STATED EXERCISE: Reproduce all of the material word for word.

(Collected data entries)
[Begin]

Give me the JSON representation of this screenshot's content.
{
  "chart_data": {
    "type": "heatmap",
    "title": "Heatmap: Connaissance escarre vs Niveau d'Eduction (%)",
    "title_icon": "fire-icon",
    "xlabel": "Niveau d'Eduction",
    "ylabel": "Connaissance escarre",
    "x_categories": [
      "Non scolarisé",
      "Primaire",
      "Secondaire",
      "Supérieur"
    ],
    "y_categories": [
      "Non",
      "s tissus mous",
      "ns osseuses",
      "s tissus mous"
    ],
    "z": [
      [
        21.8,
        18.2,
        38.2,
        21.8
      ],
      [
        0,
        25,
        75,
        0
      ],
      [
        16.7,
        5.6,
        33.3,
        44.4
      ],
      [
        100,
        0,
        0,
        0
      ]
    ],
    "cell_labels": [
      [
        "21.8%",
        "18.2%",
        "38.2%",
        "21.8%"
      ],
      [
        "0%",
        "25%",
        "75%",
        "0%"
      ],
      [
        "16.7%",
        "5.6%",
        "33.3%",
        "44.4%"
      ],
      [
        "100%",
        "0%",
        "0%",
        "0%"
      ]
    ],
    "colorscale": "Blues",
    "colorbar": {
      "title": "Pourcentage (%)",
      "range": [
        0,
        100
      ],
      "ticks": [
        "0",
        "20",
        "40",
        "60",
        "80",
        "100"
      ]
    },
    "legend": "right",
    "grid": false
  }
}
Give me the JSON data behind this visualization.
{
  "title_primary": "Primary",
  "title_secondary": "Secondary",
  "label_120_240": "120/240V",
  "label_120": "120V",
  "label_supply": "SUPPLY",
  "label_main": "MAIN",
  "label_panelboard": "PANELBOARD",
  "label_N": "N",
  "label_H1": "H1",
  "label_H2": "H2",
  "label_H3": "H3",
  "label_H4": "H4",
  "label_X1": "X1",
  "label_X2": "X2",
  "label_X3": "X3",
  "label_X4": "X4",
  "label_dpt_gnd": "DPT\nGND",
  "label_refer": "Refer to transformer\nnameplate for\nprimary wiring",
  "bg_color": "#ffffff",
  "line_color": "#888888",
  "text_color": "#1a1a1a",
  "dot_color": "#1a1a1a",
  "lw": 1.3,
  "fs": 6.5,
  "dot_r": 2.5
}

[End]

EXPECTED ANSWER:
Give me the JSON representation of this screenshot's content.
{
  "chart_data": {
    "type": "heatmap",
    "title": "Heatmap: Connaissance escarre vs Niveau d'Eduction (%)",
    "title_icon": "fire-icon",
    "xlabel": "Niveau d'Eduction",
    "ylabel": "Connaissance escarre",
    "x_categories": [
      "Non scolarisé",
      "Primaire",
      "Secondaire",
      "Supérieur"
    ],
    "y_categories": [
      "Non",
      "s tissus mous",
      "ns osseuses",
      "s tissus mous"
    ],
    "z": [
      [
        21.8,
        18.2,
        38.2,
        21.8
      ],
      [
        0,
        25,
        75,
        0
      ],
      [
        16.7,
        5.6,
        33.3,
        44.4
      ],
      [
        100,
        0,
        0,
        0
      ]
    ],
    "cell_labels": [
      [
        "21.8%",
        "18.2%",
        "38.2%",
        "21.8%"
      ],
      [
        "0%",
        "25%",
        "75%",
        "0%"
      ],
      [
        "16.7%",
        "5.6%",
        "33.3%",
        "44.4%"
      ],
      [
        "100%",
        "0%",
        "0%",
        "0%"
      ]
    ],
    "colorscale": "Blues",
    "colorbar": {
      "title": "Pourcentage (%)",
      "range": [
        0,
        100
      ],
      "ticks": [
        "0",
        "20",
        "40",
        "60",
        "80",
        "100"
      ]
    },
    "legend": "right",
    "grid": false
  }
}
Give me the JSON data behind this visualization.
{
  "title_primary": "Primary",
  "title_secondary": "Secondary",
  "label_120_240": "120/240V",
  "label_120": "120V",
  "label_supply": "SUPPLY",
  "label_main": "MAIN",
  "label_panelboard": "PANELBOARD",
  "label_N": "N",
  "label_H1": "H1",
  "label_H2": "H2",
  "label_H3": "H3",
  "label_H4": "H4",
  "label_X1": "X1",
  "label_X2": "X2",
  "label_X3": "X3",
  "label_X4": "X4",
  "label_dpt_gnd": "DPT\nGND",
  "label_refer": "Refer to transformer\nnameplate for\nprimary wiring",
  "bg_color": "#ffffff",
  "line_color": "#888888",
  "text_color": "#1a1a1a",
  "dot_color": "#1a1a1a",
  "lw": 1.3,
  "fs": 6.5,
  "dot_r": 2.5
}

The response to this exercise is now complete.